### EXERCISE TASK
Output all the data exactly. Pictures do not belong in the copy.

### Dataset records
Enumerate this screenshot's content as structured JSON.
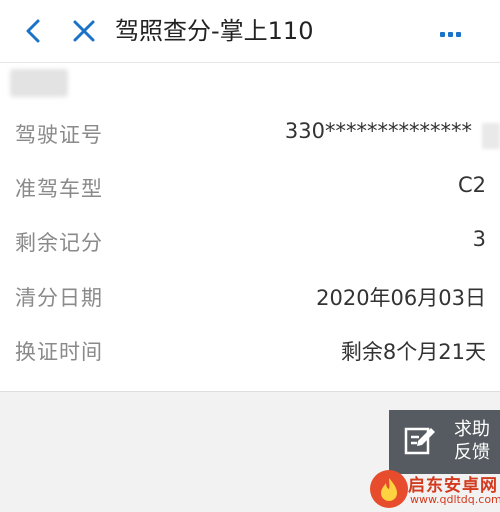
{
  "header": {
    "title": "驾照查分-掌上110",
    "back_icon": "back-chevron-icon",
    "close_icon": "close-x-icon",
    "more_icon": "more-dots-icon"
  },
  "colors": {
    "accent": "#1a73c8",
    "label": "#8a8a8a",
    "value": "#333333",
    "help_bg": "#555b61"
  },
  "info": {
    "rows": [
      {
        "label": "驾驶证号",
        "value": "330**************"
      },
      {
        "label": "准驾车型",
        "value": "C2"
      },
      {
        "label": "剩余记分",
        "value": "3"
      },
      {
        "label": "清分日期",
        "value": "2020年06月03日"
      },
      {
        "label": "换证时间",
        "value": "剩余8个月21天"
      }
    ]
  },
  "help": {
    "line1": "求助",
    "line2": "反馈",
    "icon": "edit-feedback-icon"
  },
  "watermark": {
    "title": "启东安卓网",
    "url": "www.qdltdq.com"
  }
}
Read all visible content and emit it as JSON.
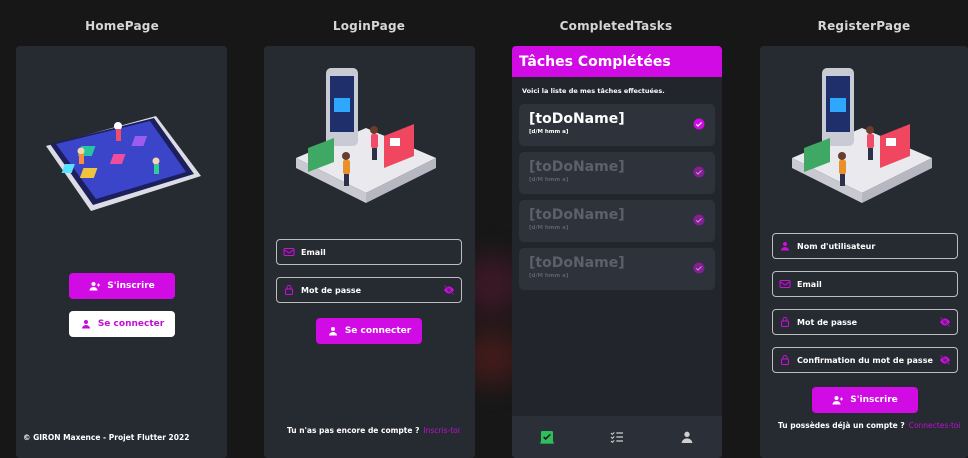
{
  "titles": {
    "home": "HomePage",
    "login": "LoginPage",
    "completed": "CompletedTasks",
    "register": "RegisterPage"
  },
  "home": {
    "register_button": "S'inscrire",
    "login_button": "Se connecter",
    "footer": "© GIRON Maxence - Projet Flutter 2022"
  },
  "login": {
    "email_placeholder": "Email",
    "password_placeholder": "Mot de passe",
    "login_button": "Se connecter",
    "footer_text": "Tu n'as pas encore de compte ?",
    "footer_link": "Inscris-toi"
  },
  "completed": {
    "header": "Tâches Complétées",
    "subtitle": "Voici la liste de mes tâches effectuées.",
    "tasks": [
      {
        "name": "[toDoName]",
        "date": "[d/M hmm a]"
      },
      {
        "name": "[toDoName]",
        "date": "[d/M hmm a]"
      },
      {
        "name": "[toDoName]",
        "date": "[d/M hmm a]"
      },
      {
        "name": "[toDoName]",
        "date": "[d/M hmm a]"
      }
    ],
    "nav_icons": [
      "completed-tasks-icon",
      "task-list-icon",
      "profile-icon"
    ]
  },
  "register": {
    "username_placeholder": "Nom d'utilisateur",
    "email_placeholder": "Email",
    "password_placeholder": "Mot de passe",
    "confirm_placeholder": "Confirmation du mot de passe",
    "register_button": "S'inscrire",
    "footer_text": "Tu possèdes déjà un compte ?",
    "footer_link": "Connectes-toi"
  },
  "colors": {
    "accent": "#d10be3",
    "phone_bg": "#262a31",
    "page_bg": "#171717"
  }
}
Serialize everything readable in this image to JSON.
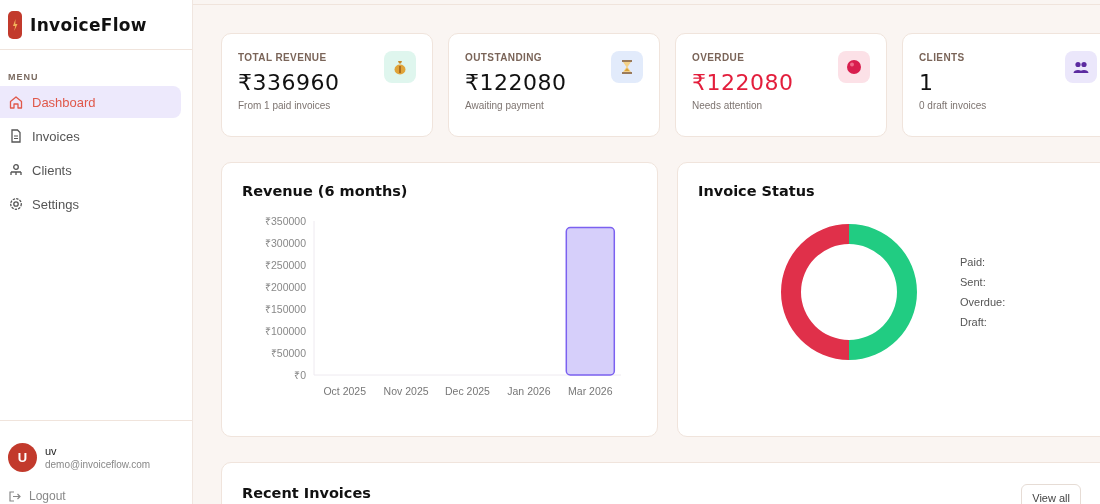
{
  "brand": {
    "name": "InvoiceFlow"
  },
  "sidebar": {
    "section_label": "MENU",
    "items": [
      {
        "label": "Dashboard",
        "kind": "home",
        "selected": true
      },
      {
        "label": "Invoices",
        "kind": "document",
        "selected": false
      },
      {
        "label": "Clients",
        "kind": "people",
        "selected": false
      },
      {
        "label": "Settings",
        "kind": "gear",
        "selected": false
      }
    ],
    "user": {
      "initial": "U",
      "name": "uv",
      "email": "demo@invoiceflow.com"
    },
    "logout": "Logout"
  },
  "stats": [
    {
      "label": "TOTAL REVENUE",
      "value": "₹336960",
      "note": "From 1 paid invoices",
      "kind": "money-bag",
      "color": "#dff6ee",
      "alert": false
    },
    {
      "label": "OUTSTANDING",
      "value": "₹122080",
      "note": "Awaiting payment",
      "kind": "hourglass",
      "color": "#e2ebfb",
      "alert": false
    },
    {
      "label": "OVERDUE",
      "value": "₹122080",
      "note": "Needs attention",
      "kind": "dot",
      "color": "#fce1e7",
      "alert": true
    },
    {
      "label": "CLIENTS",
      "value": "1",
      "note": "0 draft invoices",
      "kind": "people",
      "color": "#ebe7fb",
      "alert": false
    }
  ],
  "revenue": {
    "title": "Revenue (6 months)",
    "chart_data": {
      "type": "bar",
      "categories": [
        "Oct 2025",
        "Nov 2025",
        "Dec 2025",
        "Jan 2026",
        "Mar 2026"
      ],
      "series": [
        {
          "color": "#d6cffa",
          "values": [
            0,
            0,
            0,
            0,
            335000
          ]
        }
      ],
      "ylim": [
        0,
        350000
      ],
      "yticks": [
        {
          "value": 0,
          "label": "₹0"
        },
        {
          "value": 50000,
          "label": "₹50000"
        },
        {
          "value": 100000,
          "label": "₹100000"
        },
        {
          "value": 150000,
          "label": "₹150000"
        },
        {
          "value": 200000,
          "label": "₹200000"
        },
        {
          "value": 250000,
          "label": "₹250000"
        },
        {
          "value": 300000,
          "label": "₹300000"
        },
        {
          "value": 350000,
          "label": "₹350000"
        }
      ]
    }
  },
  "status": {
    "title": "Invoice Status",
    "legend_separator": ":",
    "chart_data": {
      "type": "donut",
      "categories": [
        "Paid",
        "Sent",
        "Overdue",
        "Draft"
      ],
      "values": [
        50,
        0,
        50,
        0
      ],
      "colors": [
        "#21cc82",
        null,
        "#e0304a",
        null
      ]
    }
  },
  "recent": {
    "title": "Recent Invoices",
    "action": "View all"
  }
}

### COMPLETED EXERCISE
Enumerate this screenshot's content as structured JSON.
{
  "header": {
    "title": "驾照查分-掌上110",
    "back_icon": "back-chevron-icon",
    "close_icon": "close-x-icon",
    "more_icon": "more-dots-icon"
  },
  "colors": {
    "accent": "#1a73c8",
    "label": "#8a8a8a",
    "value": "#333333",
    "help_bg": "#555b61"
  },
  "info": {
    "rows": [
      {
        "label": "驾驶证号",
        "value": "330**************"
      },
      {
        "label": "准驾车型",
        "value": "C2"
      },
      {
        "label": "剩余记分",
        "value": "3"
      },
      {
        "label": "清分日期",
        "value": "2020年06月03日"
      },
      {
        "label": "换证时间",
        "value": "剩余8个月21天"
      }
    ]
  },
  "help": {
    "line1": "求助",
    "line2": "反馈",
    "icon": "edit-feedback-icon"
  },
  "watermark": {
    "title": "启东安卓网",
    "url": "www.qdltdq.com"
  }
}
Read all visible content and emit it as JSON.
{
  "titles": {
    "home": "HomePage",
    "login": "LoginPage",
    "completed": "CompletedTasks",
    "register": "RegisterPage"
  },
  "home": {
    "register_button": "S'inscrire",
    "login_button": "Se connecter",
    "footer": "© GIRON Maxence - Projet Flutter 2022"
  },
  "login": {
    "email_placeholder": "Email",
    "password_placeholder": "Mot de passe",
    "login_button": "Se connecter",
    "footer_text": "Tu n'as pas encore de compte ?",
    "footer_link": "Inscris-toi"
  },
  "completed": {
    "header": "Tâches Complétées",
    "subtitle": "Voici la liste de mes tâches effectuées.",
    "tasks": [
      {
        "name": "[toDoName]",
        "date": "[d/M hmm a]"
      },
      {
        "name": "[toDoName]",
        "date": "[d/M hmm a]"
      },
      {
        "name": "[toDoName]",
        "date": "[d/M hmm a]"
      },
      {
        "name": "[toDoName]",
        "date": "[d/M hmm a]"
      }
    ],
    "nav_icons": [
      "completed-tasks-icon",
      "task-list-icon",
      "profile-icon"
    ]
  },
  "register": {
    "username_placeholder": "Nom d'utilisateur",
    "email_placeholder": "Email",
    "password_placeholder": "Mot de passe",
    "confirm_placeholder": "Confirmation du mot de passe",
    "register_button": "S'inscrire",
    "footer_text": "Tu possèdes déjà un compte ?",
    "footer_link": "Connectes-toi"
  },
  "colors": {
    "accent": "#d10be3",
    "phone_bg": "#262a31",
    "page_bg": "#171717"
  }
}
Serialize everything readable in this image to JSON.
{
  "brand": {
    "name": "InvoiceFlow"
  },
  "sidebar": {
    "section_label": "MENU",
    "items": [
      {
        "label": "Dashboard",
        "kind": "home",
        "selected": true
      },
      {
        "label": "Invoices",
        "kind": "document",
        "selected": false
      },
      {
        "label": "Clients",
        "kind": "people",
        "selected": false
      },
      {
        "label": "Settings",
        "kind": "gear",
        "selected": false
      }
    ],
    "user": {
      "initial": "U",
      "name": "uv",
      "email": "demo@invoiceflow.com"
    },
    "logout": "Logout"
  },
  "stats": [
    {
      "label": "TOTAL REVENUE",
      "value": "₹336960",
      "note": "From 1 paid invoices",
      "kind": "money-bag",
      "color": "#dff6ee",
      "alert": false
    },
    {
      "label": "OUTSTANDING",
      "value": "₹122080",
      "note": "Awaiting payment",
      "kind": "hourglass",
      "color": "#e2ebfb",
      "alert": false
    },
    {
      "label": "OVERDUE",
      "value": "₹122080",
      "note": "Needs attention",
      "kind": "dot",
      "color": "#fce1e7",
      "alert": true
    },
    {
      "label": "CLIENTS",
      "value": "1",
      "note": "0 draft invoices",
      "kind": "people",
      "color": "#ebe7fb",
      "alert": false
    }
  ],
  "revenue": {
    "title": "Revenue (6 months)",
    "chart_data": {
      "type": "bar",
      "categories": [
        "Oct 2025",
        "Nov 2025",
        "Dec 2025",
        "Jan 2026",
        "Mar 2026"
      ],
      "series": [
        {
          "color": "#d6cffa",
          "values": [
            0,
            0,
            0,
            0,
            335000
          ]
        }
      ],
      "ylim": [
        0,
        350000
      ],
      "yticks": [
        {
          "value": 0,
          "label": "₹0"
        },
        {
          "value": 50000,
          "label": "₹50000"
        },
        {
          "value": 100000,
          "label": "₹100000"
        },
        {
          "value": 150000,
          "label": "₹150000"
        },
        {
          "value": 200000,
          "label": "₹200000"
        },
        {
          "value": 250000,
          "label": "₹250000"
        },
        {
          "value": 300000,
          "label": "₹300000"
        },
        {
          "value": 350000,
          "label": "₹350000"
        }
      ]
    }
  },
  "status": {
    "title": "Invoice Status",
    "legend_separator": ":",
    "chart_data": {
      "type": "donut",
      "categories": [
        "Paid",
        "Sent",
        "Overdue",
        "Draft"
      ],
      "values": [
        50,
        0,
        50,
        0
      ],
      "colors": [
        "#21cc82",
        null,
        "#e0304a",
        null
      ]
    }
  },
  "recent": {
    "title": "Recent Invoices",
    "action": "View all"
  }
}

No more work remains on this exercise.